>>>>

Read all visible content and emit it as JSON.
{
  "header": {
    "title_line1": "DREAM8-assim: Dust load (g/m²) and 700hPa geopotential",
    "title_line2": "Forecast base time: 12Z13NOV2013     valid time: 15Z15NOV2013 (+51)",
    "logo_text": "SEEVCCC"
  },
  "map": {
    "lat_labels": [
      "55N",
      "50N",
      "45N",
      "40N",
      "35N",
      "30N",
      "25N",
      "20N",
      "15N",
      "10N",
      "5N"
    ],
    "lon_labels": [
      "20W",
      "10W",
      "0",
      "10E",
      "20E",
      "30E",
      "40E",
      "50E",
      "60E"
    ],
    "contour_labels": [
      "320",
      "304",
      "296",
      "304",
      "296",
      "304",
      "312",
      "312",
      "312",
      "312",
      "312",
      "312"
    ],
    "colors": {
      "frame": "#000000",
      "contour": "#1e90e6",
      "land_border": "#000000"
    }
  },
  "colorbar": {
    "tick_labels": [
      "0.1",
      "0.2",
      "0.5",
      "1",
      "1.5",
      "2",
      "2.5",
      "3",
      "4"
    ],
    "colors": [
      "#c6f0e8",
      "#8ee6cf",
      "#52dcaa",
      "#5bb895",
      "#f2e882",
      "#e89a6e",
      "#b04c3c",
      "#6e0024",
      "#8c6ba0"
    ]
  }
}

<<<<

» **What is being asked**:
Repeat the material word for word, in full.

» **Exercise answer**:
Read all visible content and emit it as JSON.
{
  "header": {
    "title_line1": "DREAM8-assim: Dust load (g/m²) and 700hPa geopotential",
    "title_line2": "Forecast base time: 12Z13NOV2013     valid time: 15Z15NOV2013 (+51)",
    "logo_text": "SEEVCCC"
  },
  "map": {
    "lat_labels": [
      "55N",
      "50N",
      "45N",
      "40N",
      "35N",
      "30N",
      "25N",
      "20N",
      "15N",
      "10N",
      "5N"
    ],
    "lon_labels": [
      "20W",
      "10W",
      "0",
      "10E",
      "20E",
      "30E",
      "40E",
      "50E",
      "60E"
    ],
    "contour_labels": [
      "320",
      "304",
      "296",
      "304",
      "296",
      "304",
      "312",
      "312",
      "312",
      "312",
      "312",
      "312"
    ],
    "colors": {
      "frame": "#000000",
      "contour": "#1e90e6",
      "land_border": "#000000"
    }
  },
  "colorbar": {
    "tick_labels": [
      "0.1",
      "0.2",
      "0.5",
      "1",
      "1.5",
      "2",
      "2.5",
      "3",
      "4"
    ],
    "colors": [
      "#c6f0e8",
      "#8ee6cf",
      "#52dcaa",
      "#5bb895",
      "#f2e882",
      "#e89a6e",
      "#b04c3c",
      "#6e0024",
      "#8c6ba0"
    ]
  }
}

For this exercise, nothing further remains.